#### Data

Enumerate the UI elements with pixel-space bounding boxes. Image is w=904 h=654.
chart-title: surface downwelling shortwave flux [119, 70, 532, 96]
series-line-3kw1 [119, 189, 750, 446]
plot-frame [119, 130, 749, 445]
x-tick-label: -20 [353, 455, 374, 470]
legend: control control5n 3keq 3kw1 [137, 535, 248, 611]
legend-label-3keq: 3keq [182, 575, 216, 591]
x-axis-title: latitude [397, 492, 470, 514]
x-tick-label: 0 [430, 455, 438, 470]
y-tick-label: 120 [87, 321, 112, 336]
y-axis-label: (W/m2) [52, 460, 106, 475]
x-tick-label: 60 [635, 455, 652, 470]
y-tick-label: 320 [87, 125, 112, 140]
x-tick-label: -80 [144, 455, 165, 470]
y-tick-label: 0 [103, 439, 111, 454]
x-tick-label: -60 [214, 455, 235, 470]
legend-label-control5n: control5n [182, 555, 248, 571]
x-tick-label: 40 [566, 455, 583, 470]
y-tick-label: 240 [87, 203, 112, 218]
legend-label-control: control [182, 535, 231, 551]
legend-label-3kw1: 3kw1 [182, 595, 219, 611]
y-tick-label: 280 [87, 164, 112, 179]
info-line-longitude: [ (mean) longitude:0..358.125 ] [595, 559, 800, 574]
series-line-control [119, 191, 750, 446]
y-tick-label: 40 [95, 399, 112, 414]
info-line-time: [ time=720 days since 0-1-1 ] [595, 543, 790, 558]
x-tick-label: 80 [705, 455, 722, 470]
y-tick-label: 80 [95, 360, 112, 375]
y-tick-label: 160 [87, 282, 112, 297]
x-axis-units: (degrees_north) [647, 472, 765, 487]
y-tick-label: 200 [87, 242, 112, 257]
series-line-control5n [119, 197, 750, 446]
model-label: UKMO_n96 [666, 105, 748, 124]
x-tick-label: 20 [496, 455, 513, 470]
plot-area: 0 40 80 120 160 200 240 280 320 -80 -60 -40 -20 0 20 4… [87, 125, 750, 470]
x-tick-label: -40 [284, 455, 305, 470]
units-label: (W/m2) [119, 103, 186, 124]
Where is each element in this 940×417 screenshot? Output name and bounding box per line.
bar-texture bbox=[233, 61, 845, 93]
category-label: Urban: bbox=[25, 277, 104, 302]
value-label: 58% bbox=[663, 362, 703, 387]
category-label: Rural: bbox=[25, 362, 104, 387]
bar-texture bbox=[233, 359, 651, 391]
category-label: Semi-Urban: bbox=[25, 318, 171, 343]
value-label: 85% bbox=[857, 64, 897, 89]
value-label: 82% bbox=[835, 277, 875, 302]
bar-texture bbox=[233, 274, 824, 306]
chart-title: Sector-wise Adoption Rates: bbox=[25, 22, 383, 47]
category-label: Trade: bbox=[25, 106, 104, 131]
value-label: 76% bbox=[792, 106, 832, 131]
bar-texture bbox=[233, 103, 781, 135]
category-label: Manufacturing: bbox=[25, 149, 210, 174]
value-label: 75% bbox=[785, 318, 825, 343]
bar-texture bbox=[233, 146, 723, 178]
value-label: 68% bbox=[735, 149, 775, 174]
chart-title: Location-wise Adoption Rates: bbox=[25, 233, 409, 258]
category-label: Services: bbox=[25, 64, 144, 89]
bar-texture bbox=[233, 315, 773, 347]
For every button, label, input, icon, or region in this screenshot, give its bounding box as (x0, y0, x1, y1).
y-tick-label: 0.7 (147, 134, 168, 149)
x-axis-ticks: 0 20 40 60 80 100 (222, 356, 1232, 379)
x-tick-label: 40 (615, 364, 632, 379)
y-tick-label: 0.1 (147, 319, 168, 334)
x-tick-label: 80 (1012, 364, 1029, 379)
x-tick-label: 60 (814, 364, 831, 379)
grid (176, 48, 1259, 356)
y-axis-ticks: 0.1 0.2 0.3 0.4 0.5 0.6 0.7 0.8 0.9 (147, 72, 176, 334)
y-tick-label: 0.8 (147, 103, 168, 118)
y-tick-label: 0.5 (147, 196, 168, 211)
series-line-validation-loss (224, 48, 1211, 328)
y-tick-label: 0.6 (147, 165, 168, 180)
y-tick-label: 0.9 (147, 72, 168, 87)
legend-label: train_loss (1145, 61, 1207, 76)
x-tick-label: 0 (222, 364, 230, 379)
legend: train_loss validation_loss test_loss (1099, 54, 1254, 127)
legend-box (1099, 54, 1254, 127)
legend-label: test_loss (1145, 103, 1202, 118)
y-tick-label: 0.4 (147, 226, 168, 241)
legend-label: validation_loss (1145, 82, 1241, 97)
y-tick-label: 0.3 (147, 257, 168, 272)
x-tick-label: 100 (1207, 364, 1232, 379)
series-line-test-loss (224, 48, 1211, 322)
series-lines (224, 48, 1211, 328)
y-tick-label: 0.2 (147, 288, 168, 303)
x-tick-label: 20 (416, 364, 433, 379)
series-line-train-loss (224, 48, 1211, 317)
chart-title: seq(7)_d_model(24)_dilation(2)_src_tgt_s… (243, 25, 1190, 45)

########

Stated problem >> Collect every line in the items above that contains the word "legend", and copy each one in full.

Exercise result >>
legend: control control5n 3keq 3kw1 [137, 535, 248, 611]
legend-label-3keq: 3keq [182, 575, 216, 591]
legend-label-control5n: control5n [182, 555, 248, 571]
legend-label-control: control [182, 535, 231, 551]
legend-label-3kw1: 3kw1 [182, 595, 219, 611]
legend-label: train_loss (1145, 61, 1207, 76)
legend: train_loss validation_loss test_loss (1099, 54, 1254, 127)
legend-box (1099, 54, 1254, 127)
legend-label: test_loss (1145, 103, 1202, 118)
legend-label: validation_loss (1145, 82, 1241, 97)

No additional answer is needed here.